*SET EXERCISE*
Output all the data exactly. Pictures do not belong in the copy.

-- Begin THE INPUT --

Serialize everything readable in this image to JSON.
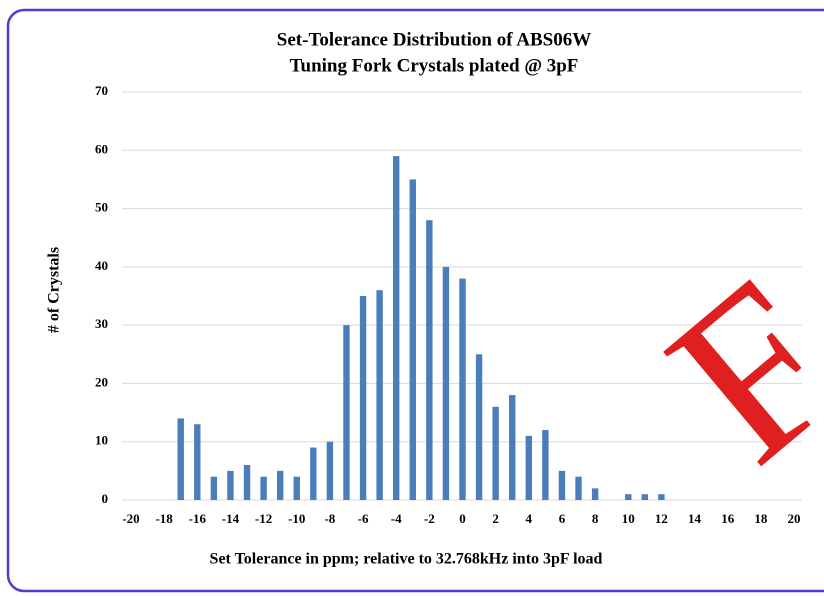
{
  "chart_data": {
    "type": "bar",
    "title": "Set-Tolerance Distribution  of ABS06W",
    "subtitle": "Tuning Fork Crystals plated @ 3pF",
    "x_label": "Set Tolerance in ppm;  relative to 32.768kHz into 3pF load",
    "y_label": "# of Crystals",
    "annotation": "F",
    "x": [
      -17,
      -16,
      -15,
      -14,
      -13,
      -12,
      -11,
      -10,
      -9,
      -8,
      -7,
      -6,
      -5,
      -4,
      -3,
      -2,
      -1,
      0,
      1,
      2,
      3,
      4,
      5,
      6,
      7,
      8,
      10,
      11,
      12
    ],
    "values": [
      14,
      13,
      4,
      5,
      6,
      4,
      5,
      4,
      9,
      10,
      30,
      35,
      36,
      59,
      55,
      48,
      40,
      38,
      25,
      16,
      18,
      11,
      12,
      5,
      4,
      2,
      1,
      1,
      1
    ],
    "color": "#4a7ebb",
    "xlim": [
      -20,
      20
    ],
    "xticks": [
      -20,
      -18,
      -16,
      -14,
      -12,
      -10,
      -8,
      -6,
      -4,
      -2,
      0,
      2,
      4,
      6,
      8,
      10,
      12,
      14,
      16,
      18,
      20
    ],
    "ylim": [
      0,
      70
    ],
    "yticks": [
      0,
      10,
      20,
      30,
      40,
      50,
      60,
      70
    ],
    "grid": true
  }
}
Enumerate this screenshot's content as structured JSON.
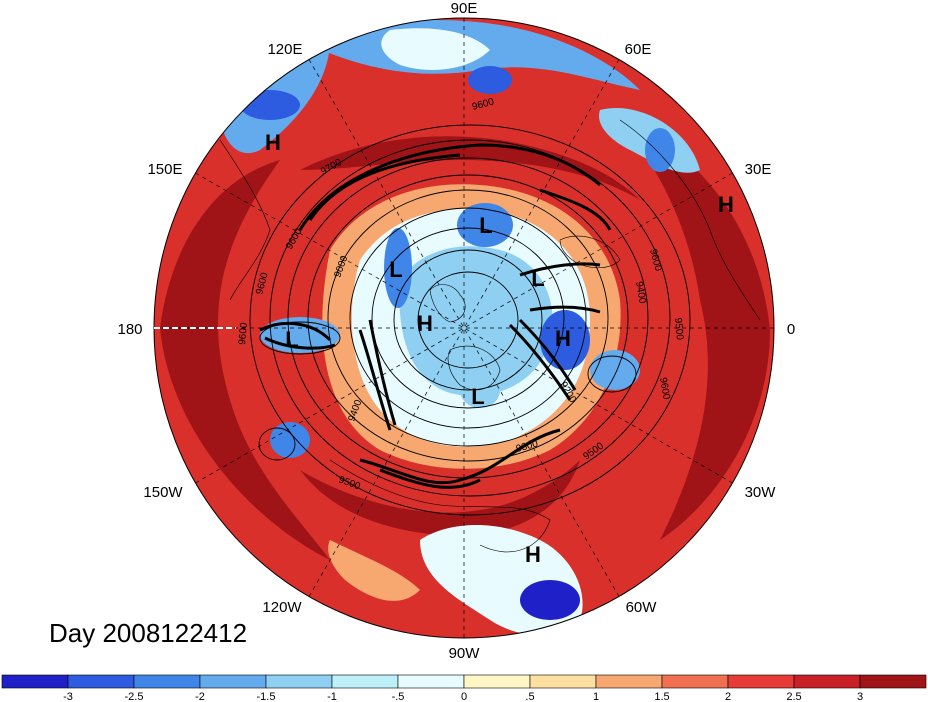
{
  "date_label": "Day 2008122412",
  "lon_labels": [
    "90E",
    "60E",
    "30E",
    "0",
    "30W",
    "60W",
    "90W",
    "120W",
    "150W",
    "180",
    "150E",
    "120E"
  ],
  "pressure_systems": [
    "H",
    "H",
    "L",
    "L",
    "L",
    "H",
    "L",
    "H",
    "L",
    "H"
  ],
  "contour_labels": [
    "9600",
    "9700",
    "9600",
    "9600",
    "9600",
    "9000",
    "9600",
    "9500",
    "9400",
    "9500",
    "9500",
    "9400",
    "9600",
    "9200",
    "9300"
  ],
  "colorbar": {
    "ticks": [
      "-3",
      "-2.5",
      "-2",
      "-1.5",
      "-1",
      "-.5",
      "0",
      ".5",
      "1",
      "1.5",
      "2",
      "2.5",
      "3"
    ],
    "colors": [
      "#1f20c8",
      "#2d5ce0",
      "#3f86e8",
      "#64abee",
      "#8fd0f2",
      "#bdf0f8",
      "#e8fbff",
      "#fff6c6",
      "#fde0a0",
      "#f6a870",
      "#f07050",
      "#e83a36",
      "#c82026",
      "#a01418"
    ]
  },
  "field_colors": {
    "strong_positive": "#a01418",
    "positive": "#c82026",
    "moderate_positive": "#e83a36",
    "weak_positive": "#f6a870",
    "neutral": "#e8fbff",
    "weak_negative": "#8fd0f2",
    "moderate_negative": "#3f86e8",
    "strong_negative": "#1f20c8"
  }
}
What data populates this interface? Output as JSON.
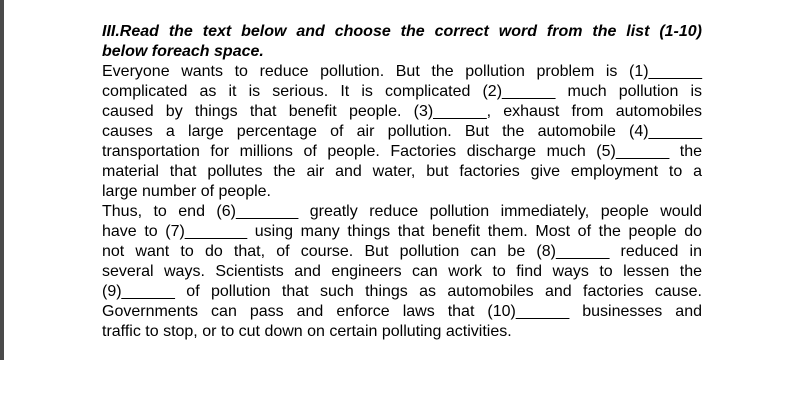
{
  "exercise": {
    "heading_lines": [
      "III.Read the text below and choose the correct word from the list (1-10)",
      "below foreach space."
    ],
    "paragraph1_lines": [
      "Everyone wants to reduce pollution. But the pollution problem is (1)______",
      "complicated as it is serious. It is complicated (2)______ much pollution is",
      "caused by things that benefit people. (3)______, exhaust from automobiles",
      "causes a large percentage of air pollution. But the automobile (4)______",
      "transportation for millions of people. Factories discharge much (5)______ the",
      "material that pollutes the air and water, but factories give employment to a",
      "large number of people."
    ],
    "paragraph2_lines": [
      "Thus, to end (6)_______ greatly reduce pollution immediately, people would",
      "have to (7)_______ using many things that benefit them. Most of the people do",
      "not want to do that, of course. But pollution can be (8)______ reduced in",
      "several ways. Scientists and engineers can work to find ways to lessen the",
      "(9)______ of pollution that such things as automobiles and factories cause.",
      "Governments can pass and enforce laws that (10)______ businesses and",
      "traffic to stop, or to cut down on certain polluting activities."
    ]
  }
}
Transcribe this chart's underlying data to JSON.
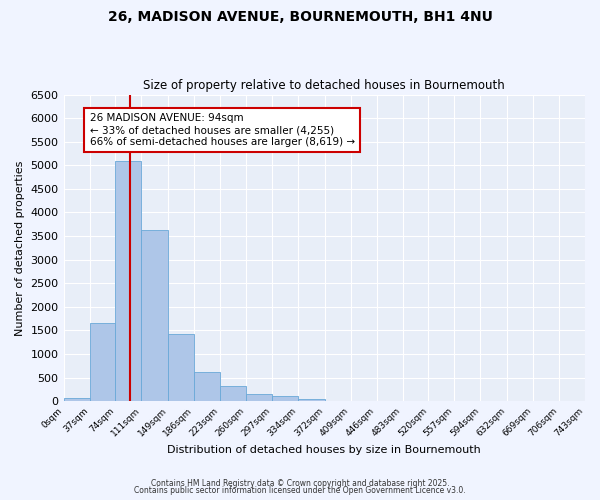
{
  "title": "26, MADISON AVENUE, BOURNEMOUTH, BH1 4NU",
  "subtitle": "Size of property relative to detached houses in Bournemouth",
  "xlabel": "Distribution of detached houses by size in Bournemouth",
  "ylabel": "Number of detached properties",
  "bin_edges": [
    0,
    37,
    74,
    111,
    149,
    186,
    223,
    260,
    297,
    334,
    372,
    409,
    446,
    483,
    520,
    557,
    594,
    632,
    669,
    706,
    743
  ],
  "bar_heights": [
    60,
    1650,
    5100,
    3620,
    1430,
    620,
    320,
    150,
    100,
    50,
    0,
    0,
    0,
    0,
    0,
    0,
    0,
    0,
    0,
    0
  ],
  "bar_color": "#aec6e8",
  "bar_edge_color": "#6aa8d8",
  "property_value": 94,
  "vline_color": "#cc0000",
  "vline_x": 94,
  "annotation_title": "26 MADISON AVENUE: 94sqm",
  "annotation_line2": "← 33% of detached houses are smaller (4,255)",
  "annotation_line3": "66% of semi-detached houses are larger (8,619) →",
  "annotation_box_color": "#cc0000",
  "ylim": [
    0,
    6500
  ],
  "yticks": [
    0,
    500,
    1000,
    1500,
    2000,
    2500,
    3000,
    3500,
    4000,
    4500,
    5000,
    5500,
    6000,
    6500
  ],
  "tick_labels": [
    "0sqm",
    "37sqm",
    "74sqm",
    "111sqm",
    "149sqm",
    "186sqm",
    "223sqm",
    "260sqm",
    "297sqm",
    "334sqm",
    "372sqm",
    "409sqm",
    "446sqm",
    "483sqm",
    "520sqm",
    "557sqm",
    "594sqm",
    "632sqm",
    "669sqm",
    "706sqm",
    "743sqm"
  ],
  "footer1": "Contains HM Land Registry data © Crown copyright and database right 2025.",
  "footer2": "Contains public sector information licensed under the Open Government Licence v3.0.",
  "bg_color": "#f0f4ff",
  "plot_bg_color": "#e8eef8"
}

-- End THE INPUT --

*REPLY TO THE EXERCISE*
Serialize everything readable in this image to JSON.
{
  "chart_data": {
    "type": "bar",
    "title": "Set-Tolerance Distribution  of ABS06W",
    "subtitle": "Tuning Fork Crystals plated @ 3pF",
    "x_label": "Set Tolerance in ppm;  relative to 32.768kHz into 3pF load",
    "y_label": "# of Crystals",
    "annotation": "F",
    "x": [
      -17,
      -16,
      -15,
      -14,
      -13,
      -12,
      -11,
      -10,
      -9,
      -8,
      -7,
      -6,
      -5,
      -4,
      -3,
      -2,
      -1,
      0,
      1,
      2,
      3,
      4,
      5,
      6,
      7,
      8,
      10,
      11,
      12
    ],
    "values": [
      14,
      13,
      4,
      5,
      6,
      4,
      5,
      4,
      9,
      10,
      30,
      35,
      36,
      59,
      55,
      48,
      40,
      38,
      25,
      16,
      18,
      11,
      12,
      5,
      4,
      2,
      1,
      1,
      1
    ],
    "color": "#4a7ebb",
    "xlim": [
      -20,
      20
    ],
    "xticks": [
      -20,
      -18,
      -16,
      -14,
      -12,
      -10,
      -8,
      -6,
      -4,
      -2,
      0,
      2,
      4,
      6,
      8,
      10,
      12,
      14,
      16,
      18,
      20
    ],
    "ylim": [
      0,
      70
    ],
    "yticks": [
      0,
      10,
      20,
      30,
      40,
      50,
      60,
      70
    ],
    "grid": true
  }
}
Enumerate this screenshot's content as structured JSON.
{
  "date_label": "Day 2008122412",
  "lon_labels": [
    "90E",
    "60E",
    "30E",
    "0",
    "30W",
    "60W",
    "90W",
    "120W",
    "150W",
    "180",
    "150E",
    "120E"
  ],
  "pressure_systems": [
    "H",
    "H",
    "L",
    "L",
    "L",
    "H",
    "L",
    "H",
    "L",
    "H"
  ],
  "contour_labels": [
    "9600",
    "9700",
    "9600",
    "9600",
    "9600",
    "9000",
    "9600",
    "9500",
    "9400",
    "9500",
    "9500",
    "9400",
    "9600",
    "9200",
    "9300"
  ],
  "colorbar": {
    "ticks": [
      "-3",
      "-2.5",
      "-2",
      "-1.5",
      "-1",
      "-.5",
      "0",
      ".5",
      "1",
      "1.5",
      "2",
      "2.5",
      "3"
    ],
    "colors": [
      "#1f20c8",
      "#2d5ce0",
      "#3f86e8",
      "#64abee",
      "#8fd0f2",
      "#bdf0f8",
      "#e8fbff",
      "#fff6c6",
      "#fde0a0",
      "#f6a870",
      "#f07050",
      "#e83a36",
      "#c82026",
      "#a01418"
    ]
  },
  "field_colors": {
    "strong_positive": "#a01418",
    "positive": "#c82026",
    "moderate_positive": "#e83a36",
    "weak_positive": "#f6a870",
    "neutral": "#e8fbff",
    "weak_negative": "#8fd0f2",
    "moderate_negative": "#3f86e8",
    "strong_negative": "#1f20c8"
  }
}
What data populates this interface? Output as JSON.
{
  "exercise": {
    "heading_lines": [
      "III.Read the text below and choose the correct word from the list (1-10)",
      "below foreach space."
    ],
    "paragraph1_lines": [
      "Everyone wants to reduce pollution. But the pollution problem is (1)______",
      "complicated as it is serious. It is complicated (2)______ much pollution is",
      "caused by things that benefit people. (3)______, exhaust from automobiles",
      "causes a large percentage of air pollution. But the automobile (4)______",
      "transportation for millions of people. Factories discharge much (5)______ the",
      "material that pollutes the air and water, but factories give employment to a",
      "large number of people."
    ],
    "paragraph2_lines": [
      "Thus, to end (6)_______ greatly reduce pollution immediately, people would",
      "have to (7)_______ using many things that benefit them. Most of the people do",
      "not want to do that, of course. But pollution can be (8)______ reduced in",
      "several ways. Scientists and engineers can work to find ways to lessen the",
      "(9)______ of pollution that such things as automobiles and factories cause.",
      "Governments can pass and enforce laws that (10)______ businesses and",
      "traffic to stop, or to cut down on certain polluting activities."
    ]
  }
}
Transcribe this chart's underlying data to JSON.
{
  "title": "26, MADISON AVENUE, BOURNEMOUTH, BH1 4NU",
  "subtitle": "Size of property relative to detached houses in Bournemouth",
  "xlabel": "Distribution of detached houses by size in Bournemouth",
  "ylabel": "Number of detached properties",
  "bin_edges": [
    0,
    37,
    74,
    111,
    149,
    186,
    223,
    260,
    297,
    334,
    372,
    409,
    446,
    483,
    520,
    557,
    594,
    632,
    669,
    706,
    743
  ],
  "bar_heights": [
    60,
    1650,
    5100,
    3620,
    1430,
    620,
    320,
    150,
    100,
    50,
    0,
    0,
    0,
    0,
    0,
    0,
    0,
    0,
    0,
    0
  ],
  "bar_color": "#aec6e8",
  "bar_edge_color": "#6aa8d8",
  "property_value": 94,
  "vline_color": "#cc0000",
  "vline_x": 94,
  "annotation_title": "26 MADISON AVENUE: 94sqm",
  "annotation_line2": "← 33% of detached houses are smaller (4,255)",
  "annotation_line3": "66% of semi-detached houses are larger (8,619) →",
  "annotation_box_color": "#cc0000",
  "ylim": [
    0,
    6500
  ],
  "yticks": [
    0,
    500,
    1000,
    1500,
    2000,
    2500,
    3000,
    3500,
    4000,
    4500,
    5000,
    5500,
    6000,
    6500
  ],
  "tick_labels": [
    "0sqm",
    "37sqm",
    "74sqm",
    "111sqm",
    "149sqm",
    "186sqm",
    "223sqm",
    "260sqm",
    "297sqm",
    "334sqm",
    "372sqm",
    "409sqm",
    "446sqm",
    "483sqm",
    "520sqm",
    "557sqm",
    "594sqm",
    "632sqm",
    "669sqm",
    "706sqm",
    "743sqm"
  ],
  "footer1": "Contains HM Land Registry data © Crown copyright and database right 2025.",
  "footer2": "Contains public sector information licensed under the Open Government Licence v3.0.",
  "bg_color": "#f0f4ff",
  "plot_bg_color": "#e8eef8"
}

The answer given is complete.